─── Recorded data
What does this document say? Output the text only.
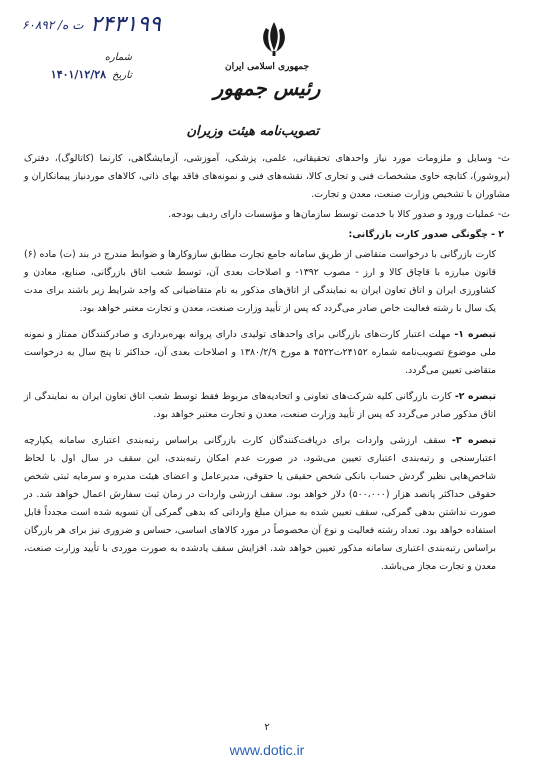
۶۰۸۹۲ /ت ه ۲۴۳۱۹۹
شماره
تاریخ
۱۴۰۱/۱۲/۲۸
جمهوری اسلامی ایران
رئیس جمهور
تصویب‌نامه هیئت وزیران

ث- وسایل و ملزومات مورد نیاز واحدهای تحقیقاتی، علمی، پزشکی، آموزشی، آزمایشگاهی، کارنما (کاتالوگ)، دفترک (بروشور)، کتابچه حاوی مشخصات فنی و تجاری کالا، نقشه‌های فنی و نمونه‌های فاقد بهای ذاتی، کالاهای موردنیاز پیمانکاران و مشاوران با تشخیص وزارت صنعت، معدن و تجارت.

ث- عملیات ورود و صدور کالا با خدمت توسط سازمان‌ها و مؤسسات دارای ردیف بودجه.

۲ - چگونگی صدور کارت بازرگانی:

کارت بازرگانی با درخواست متقاضی از طریق سامانه جامع تجارت مطابق سازوکارها و ضوابط مندرج در بند (ت) ماده (۶) قانون مبارزه با قاچاق کالا و ارز - مصوب ۱۳۹۲- و اصلاحات بعدی آن، توسط شعب اتاق بازرگانی، صنایع، معادن و کشاورزی ایران و اتاق تعاون ایران به نمایندگی از اتاق‌های مذکور به نام متقاضیانی که واجد شرایط زیر باشند برای مدت یک سال با رشته فعالیت خاص صادر می‌گردد که پس از تأیید وزارت صنعت، معدن و تجارت معتبر خواهد بود.

تبصره ۱- مهلت اعتبار کارت‌های بازرگانی برای واحدهای تولیدی دارای پروانه بهره‌برداری و صادرکنندگان ممتاز و نمونه ملی موضوع تصویب‌نامه شماره ۲۴۱۵۲ت۴۵۲۲ ه‍ مورخ ۱۳۸۰/۲/۹ و اصلاحات بعدی آن، حداکثر تا پنج سال به درخواست متقاضی تعیین می‌گردد.

تبصره ۲- کارت بازرگانی کلیه شرکت‌های تعاونی و اتحادیه‌های مربوط فقط توسط شعب اتاق تعاون ایران به نمایندگی از اتاق مذکور صادر می‌گردد که پس از تأیید وزارت صنعت، معدن و تجارت معتبر خواهد بود.

تبصره ۳- سقف ارزشی واردات برای دریافت‌کنندگان کارت بازرگانی براساس رتبه‌بندی اعتباری سامانه یکپارچه اعتبارسنجی و رتبه‌بندی اعتباری تعیین می‌شود. در صورت عدم امکان رتبه‌بندی، این سقف در سال اول با لحاظ شاخص‌هایی نظیر گردش حساب بانکی شخص حقیقی یا حقوقی، مدیرعامل و اعضای هیئت مدیره و سرمایه ثبتی شخص حقوقی حداکثر پانصد هزار (۵۰۰،۰۰۰) دلار خواهد بود. سقف ارزشی واردات در زمان ثبت سفارش اعمال خواهد شد. در صورت نداشتن بدهی گمرکی، سقف تعیین شده به میزان مبلغ وارداتی که بدهی گمرکی آن تسویه شده است مجدداً قابل استفاده خواهد بود. تعداد رشته فعالیت و نوع آن مخصوصاً در مورد کالاهای اساسی، حساس و ضروری نیز برای هر بازرگان براساس رتبه‌بندی اعتباری سامانه مذکور تعیین خواهد شد. افزایش سقف یادشده به صورت موردی با تأیید وزارت صنعت، معدن و تجارت مجاز می‌باشد.

۲
www.dotic.ir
──────
Stated task: Copy, from the material, each line that holds the string "واحدهای".

Answer to the problem:
ث- وسایل و ملزومات مورد نیاز واحدهای تحقیقاتی، علمی، پزشکی، آموزشی، آزمایشگاهی، کارنما (کاتالوگ)، دفترک (بروشور)، کتابچه حاوی مشخصات فنی و تجاری کالا، نقشه‌های فنی و نمونه‌های فاقد بهای ذاتی، کالاهای موردنیاز پیمانکاران و مشاوران با تشخیص وزارت صنعت، معدن و تجارت.
تبصره ۱- مهلت اعتبار کارت‌های بازرگانی برای واحدهای تولیدی دارای پروانه بهره‌برداری و صادرکنندگان ممتاز و نمونه ملی موضوع تصویب‌نامه شماره ۲۴۱۵۲ت۴۵۲۲ ه‍ مورخ ۱۳۸۰/۲/۹ و اصلاحات بعدی آن، حداکثر تا پنج سال به درخواست متقاضی تعیین می‌گردد.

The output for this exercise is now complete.